Entries with figure data

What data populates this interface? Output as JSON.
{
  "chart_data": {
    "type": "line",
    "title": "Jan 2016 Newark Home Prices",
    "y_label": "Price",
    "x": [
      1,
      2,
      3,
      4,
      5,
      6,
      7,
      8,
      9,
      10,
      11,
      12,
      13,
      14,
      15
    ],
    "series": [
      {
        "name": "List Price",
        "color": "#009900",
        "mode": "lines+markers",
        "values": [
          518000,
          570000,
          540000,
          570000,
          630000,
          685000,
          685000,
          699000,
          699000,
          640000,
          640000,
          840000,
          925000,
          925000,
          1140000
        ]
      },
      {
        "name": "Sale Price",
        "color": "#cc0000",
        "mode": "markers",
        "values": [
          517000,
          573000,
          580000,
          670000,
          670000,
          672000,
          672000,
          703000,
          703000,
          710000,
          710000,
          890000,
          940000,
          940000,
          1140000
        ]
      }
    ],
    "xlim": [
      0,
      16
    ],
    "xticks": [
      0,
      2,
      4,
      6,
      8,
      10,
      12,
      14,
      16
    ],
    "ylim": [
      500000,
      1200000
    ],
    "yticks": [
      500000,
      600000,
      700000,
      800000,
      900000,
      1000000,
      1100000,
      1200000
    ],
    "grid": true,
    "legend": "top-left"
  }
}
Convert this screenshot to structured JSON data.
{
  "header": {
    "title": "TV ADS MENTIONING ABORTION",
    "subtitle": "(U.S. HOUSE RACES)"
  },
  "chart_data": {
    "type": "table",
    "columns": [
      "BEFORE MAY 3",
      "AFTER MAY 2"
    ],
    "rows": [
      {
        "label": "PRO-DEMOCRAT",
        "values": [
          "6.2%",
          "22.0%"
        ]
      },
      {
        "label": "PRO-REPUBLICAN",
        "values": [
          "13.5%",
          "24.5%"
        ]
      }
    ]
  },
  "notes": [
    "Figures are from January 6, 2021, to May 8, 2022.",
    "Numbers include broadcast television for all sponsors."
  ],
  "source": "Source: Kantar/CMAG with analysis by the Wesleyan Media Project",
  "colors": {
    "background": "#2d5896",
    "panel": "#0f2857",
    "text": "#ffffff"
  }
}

WHAT THIS TASK INVOLVES>
Using the material above, report each line where "JSON" occurs.

THE RESPONSE>
What data populates this interface? Output as JSON.
Convert this screenshot to structured JSON data.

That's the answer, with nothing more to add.